[Items from a dataset]
----

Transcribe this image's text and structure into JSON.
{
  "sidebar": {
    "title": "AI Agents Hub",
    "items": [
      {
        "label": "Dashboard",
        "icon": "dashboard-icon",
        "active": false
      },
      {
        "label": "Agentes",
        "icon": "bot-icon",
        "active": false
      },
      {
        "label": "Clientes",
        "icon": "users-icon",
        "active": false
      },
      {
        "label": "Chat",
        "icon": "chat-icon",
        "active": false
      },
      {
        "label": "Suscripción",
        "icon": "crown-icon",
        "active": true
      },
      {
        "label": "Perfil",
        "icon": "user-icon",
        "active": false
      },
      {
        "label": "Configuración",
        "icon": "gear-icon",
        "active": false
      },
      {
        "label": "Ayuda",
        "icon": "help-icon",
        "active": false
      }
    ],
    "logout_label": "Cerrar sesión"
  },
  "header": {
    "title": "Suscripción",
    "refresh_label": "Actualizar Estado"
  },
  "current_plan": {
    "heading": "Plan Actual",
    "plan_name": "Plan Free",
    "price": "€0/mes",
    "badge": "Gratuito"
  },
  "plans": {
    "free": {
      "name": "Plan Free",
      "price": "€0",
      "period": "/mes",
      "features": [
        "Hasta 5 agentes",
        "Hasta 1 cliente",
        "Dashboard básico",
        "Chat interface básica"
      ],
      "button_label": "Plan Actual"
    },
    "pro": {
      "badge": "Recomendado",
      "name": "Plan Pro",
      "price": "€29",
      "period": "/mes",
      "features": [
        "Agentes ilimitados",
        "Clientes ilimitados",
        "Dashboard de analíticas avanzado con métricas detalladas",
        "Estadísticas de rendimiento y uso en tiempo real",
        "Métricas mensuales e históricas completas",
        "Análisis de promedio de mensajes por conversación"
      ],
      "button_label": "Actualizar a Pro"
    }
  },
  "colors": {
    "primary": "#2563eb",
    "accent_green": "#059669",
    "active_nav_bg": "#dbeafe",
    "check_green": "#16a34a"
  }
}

----

TASK DIRECTIONS: Repeat the data above, word for word.

SOLUTION TO THE PROBLEM:
Transcribe this image's text and structure into JSON.
{
  "sidebar": {
    "title": "AI Agents Hub",
    "items": [
      {
        "label": "Dashboard",
        "icon": "dashboard-icon",
        "active": false
      },
      {
        "label": "Agentes",
        "icon": "bot-icon",
        "active": false
      },
      {
        "label": "Clientes",
        "icon": "users-icon",
        "active": false
      },
      {
        "label": "Chat",
        "icon": "chat-icon",
        "active": false
      },
      {
        "label": "Suscripción",
        "icon": "crown-icon",
        "active": true
      },
      {
        "label": "Perfil",
        "icon": "user-icon",
        "active": false
      },
      {
        "label": "Configuración",
        "icon": "gear-icon",
        "active": false
      },
      {
        "label": "Ayuda",
        "icon": "help-icon",
        "active": false
      }
    ],
    "logout_label": "Cerrar sesión"
  },
  "header": {
    "title": "Suscripción",
    "refresh_label": "Actualizar Estado"
  },
  "current_plan": {
    "heading": "Plan Actual",
    "plan_name": "Plan Free",
    "price": "€0/mes",
    "badge": "Gratuito"
  },
  "plans": {
    "free": {
      "name": "Plan Free",
      "price": "€0",
      "period": "/mes",
      "features": [
        "Hasta 5 agentes",
        "Hasta 1 cliente",
        "Dashboard básico",
        "Chat interface básica"
      ],
      "button_label": "Plan Actual"
    },
    "pro": {
      "badge": "Recomendado",
      "name": "Plan Pro",
      "price": "€29",
      "period": "/mes",
      "features": [
        "Agentes ilimitados",
        "Clientes ilimitados",
        "Dashboard de analíticas avanzado con métricas detalladas",
        "Estadísticas de rendimiento y uso en tiempo real",
        "Métricas mensuales e históricas completas",
        "Análisis de promedio de mensajes por conversación"
      ],
      "button_label": "Actualizar a Pro"
    }
  },
  "colors": {
    "primary": "#2563eb",
    "accent_green": "#059669",
    "active_nav_bg": "#dbeafe",
    "check_green": "#16a34a"
  }
}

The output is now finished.